Copy each line of the entries that contains the word "gender".

[Begin RECORDS TO USE]

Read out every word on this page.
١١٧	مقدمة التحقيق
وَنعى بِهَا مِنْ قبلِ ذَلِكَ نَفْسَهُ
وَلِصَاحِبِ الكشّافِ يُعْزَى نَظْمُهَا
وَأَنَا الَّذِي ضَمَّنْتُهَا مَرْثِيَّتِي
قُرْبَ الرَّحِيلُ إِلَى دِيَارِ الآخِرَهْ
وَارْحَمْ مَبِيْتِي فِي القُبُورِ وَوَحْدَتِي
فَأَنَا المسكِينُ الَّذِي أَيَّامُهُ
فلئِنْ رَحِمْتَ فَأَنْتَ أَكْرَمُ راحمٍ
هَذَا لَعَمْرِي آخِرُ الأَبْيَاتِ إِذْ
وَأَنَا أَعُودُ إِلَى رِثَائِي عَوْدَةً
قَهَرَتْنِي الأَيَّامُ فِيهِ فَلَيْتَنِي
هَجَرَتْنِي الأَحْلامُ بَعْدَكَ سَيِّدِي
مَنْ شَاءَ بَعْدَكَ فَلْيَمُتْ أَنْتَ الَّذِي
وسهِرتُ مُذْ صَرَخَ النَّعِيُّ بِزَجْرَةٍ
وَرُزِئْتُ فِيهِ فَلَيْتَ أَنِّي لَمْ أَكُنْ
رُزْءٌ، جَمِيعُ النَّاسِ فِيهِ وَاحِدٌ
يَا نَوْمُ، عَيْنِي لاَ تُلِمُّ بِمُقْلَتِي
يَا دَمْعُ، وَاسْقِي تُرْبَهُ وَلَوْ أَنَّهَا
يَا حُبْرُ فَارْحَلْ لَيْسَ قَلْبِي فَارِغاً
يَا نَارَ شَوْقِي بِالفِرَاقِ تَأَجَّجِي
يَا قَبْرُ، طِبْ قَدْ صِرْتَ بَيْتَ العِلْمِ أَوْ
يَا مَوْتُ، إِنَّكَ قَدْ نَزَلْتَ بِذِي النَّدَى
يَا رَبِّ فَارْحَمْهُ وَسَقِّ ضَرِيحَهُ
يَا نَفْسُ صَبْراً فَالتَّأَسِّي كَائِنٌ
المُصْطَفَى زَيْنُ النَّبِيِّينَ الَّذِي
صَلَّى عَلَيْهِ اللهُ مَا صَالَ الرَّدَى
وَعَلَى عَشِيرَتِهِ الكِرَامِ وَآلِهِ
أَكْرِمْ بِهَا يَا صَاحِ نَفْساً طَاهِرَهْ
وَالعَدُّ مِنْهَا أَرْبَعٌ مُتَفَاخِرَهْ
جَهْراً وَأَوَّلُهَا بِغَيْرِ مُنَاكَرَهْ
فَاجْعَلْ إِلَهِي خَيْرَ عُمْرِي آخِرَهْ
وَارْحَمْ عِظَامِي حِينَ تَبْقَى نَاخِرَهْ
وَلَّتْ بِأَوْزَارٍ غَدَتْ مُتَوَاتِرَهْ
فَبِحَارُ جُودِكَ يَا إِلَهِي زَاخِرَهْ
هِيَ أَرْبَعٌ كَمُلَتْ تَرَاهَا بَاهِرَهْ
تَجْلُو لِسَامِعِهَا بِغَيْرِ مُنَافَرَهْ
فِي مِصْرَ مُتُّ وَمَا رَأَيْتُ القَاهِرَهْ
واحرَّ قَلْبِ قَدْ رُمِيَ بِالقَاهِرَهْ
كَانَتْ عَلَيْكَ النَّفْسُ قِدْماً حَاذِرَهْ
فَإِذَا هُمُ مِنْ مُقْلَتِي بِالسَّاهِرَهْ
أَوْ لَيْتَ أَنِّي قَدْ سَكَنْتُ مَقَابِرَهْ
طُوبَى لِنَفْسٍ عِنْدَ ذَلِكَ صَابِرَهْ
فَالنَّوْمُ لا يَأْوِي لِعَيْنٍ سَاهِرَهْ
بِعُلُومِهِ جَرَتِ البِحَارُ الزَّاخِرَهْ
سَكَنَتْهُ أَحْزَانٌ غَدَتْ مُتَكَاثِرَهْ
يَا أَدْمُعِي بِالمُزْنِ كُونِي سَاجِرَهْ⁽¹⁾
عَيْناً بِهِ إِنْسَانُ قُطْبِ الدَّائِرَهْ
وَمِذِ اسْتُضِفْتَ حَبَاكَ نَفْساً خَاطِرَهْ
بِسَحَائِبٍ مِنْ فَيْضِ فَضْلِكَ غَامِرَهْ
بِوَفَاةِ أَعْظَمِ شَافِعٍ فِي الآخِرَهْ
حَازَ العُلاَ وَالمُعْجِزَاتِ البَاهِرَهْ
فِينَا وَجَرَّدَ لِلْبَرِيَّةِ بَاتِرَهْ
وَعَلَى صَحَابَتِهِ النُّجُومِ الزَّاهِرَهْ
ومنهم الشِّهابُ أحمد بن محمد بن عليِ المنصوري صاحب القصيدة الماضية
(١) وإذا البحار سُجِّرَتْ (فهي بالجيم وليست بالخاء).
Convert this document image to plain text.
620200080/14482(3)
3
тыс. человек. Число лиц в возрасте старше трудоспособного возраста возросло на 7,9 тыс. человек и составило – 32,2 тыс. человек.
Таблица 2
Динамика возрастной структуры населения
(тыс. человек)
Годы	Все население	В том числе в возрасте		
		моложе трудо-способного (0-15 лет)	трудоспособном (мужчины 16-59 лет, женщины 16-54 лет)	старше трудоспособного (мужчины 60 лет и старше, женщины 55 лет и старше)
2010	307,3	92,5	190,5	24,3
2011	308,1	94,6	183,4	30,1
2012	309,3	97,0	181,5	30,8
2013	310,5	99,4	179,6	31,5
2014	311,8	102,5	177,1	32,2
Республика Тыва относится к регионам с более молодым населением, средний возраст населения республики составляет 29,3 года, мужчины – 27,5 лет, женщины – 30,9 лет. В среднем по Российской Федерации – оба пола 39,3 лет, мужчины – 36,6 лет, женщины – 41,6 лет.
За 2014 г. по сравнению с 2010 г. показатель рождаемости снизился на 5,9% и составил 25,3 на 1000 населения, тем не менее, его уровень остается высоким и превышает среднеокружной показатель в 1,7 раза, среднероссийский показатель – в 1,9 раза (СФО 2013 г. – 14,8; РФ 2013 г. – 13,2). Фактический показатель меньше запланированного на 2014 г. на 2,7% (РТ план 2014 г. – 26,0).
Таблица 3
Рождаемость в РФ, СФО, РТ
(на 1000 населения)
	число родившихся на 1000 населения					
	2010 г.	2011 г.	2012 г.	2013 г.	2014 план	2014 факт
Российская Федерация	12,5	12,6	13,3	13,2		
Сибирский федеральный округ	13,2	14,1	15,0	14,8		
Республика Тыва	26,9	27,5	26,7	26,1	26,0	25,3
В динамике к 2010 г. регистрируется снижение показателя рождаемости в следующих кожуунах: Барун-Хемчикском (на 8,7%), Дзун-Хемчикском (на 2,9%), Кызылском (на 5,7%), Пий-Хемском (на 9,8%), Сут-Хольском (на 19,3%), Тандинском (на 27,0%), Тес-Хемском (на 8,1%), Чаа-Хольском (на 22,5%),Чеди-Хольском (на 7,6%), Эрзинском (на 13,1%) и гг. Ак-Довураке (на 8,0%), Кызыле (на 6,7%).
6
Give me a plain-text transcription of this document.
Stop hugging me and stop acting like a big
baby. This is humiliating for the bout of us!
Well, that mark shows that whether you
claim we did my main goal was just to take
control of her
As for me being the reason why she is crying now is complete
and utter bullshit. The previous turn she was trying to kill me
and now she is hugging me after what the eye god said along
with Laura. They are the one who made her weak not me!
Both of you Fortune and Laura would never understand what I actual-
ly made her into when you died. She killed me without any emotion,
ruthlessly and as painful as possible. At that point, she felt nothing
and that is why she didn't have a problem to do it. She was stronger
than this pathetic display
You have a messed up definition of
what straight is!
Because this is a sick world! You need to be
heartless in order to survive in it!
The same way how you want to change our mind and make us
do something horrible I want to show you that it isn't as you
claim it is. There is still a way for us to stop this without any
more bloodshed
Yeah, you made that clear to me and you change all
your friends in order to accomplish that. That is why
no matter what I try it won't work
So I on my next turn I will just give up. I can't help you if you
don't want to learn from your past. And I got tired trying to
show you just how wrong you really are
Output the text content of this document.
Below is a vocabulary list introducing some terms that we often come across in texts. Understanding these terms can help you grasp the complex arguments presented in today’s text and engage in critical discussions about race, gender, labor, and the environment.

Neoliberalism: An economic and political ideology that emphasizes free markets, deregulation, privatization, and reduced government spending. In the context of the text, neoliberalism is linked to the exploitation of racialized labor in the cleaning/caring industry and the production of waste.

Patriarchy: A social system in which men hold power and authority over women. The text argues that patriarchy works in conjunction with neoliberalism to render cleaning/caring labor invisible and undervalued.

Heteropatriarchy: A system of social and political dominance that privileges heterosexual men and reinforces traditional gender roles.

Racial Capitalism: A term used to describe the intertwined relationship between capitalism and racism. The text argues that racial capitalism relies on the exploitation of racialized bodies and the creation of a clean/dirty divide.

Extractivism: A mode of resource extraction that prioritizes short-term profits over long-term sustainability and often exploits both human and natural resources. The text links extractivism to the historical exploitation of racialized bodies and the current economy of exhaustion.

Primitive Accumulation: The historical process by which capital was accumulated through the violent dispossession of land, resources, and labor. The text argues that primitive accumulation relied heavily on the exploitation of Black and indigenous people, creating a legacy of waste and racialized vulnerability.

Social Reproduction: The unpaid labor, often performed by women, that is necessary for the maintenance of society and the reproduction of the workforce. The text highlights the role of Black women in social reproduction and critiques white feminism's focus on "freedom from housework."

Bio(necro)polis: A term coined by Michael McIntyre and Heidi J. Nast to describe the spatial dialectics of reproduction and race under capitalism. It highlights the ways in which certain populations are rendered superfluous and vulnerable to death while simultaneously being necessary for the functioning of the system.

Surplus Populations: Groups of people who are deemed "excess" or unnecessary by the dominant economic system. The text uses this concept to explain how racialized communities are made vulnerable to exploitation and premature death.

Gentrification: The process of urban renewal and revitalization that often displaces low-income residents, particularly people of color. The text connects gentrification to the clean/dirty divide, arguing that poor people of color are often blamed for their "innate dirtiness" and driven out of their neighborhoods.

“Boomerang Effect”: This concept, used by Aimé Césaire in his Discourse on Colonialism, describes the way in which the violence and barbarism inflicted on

[End RECORDS TO USE]

• EXERCISE ANSWER
Below is a vocabulary list introducing some terms that we often come across in texts. Understanding these terms can help you grasp the complex arguments presented in today’s text and engage in critical discussions about race, gender, labor, and the environment.
Heteropatriarchy: A system of social and political dominance that privileges heterosexual men and reinforces traditional gender roles.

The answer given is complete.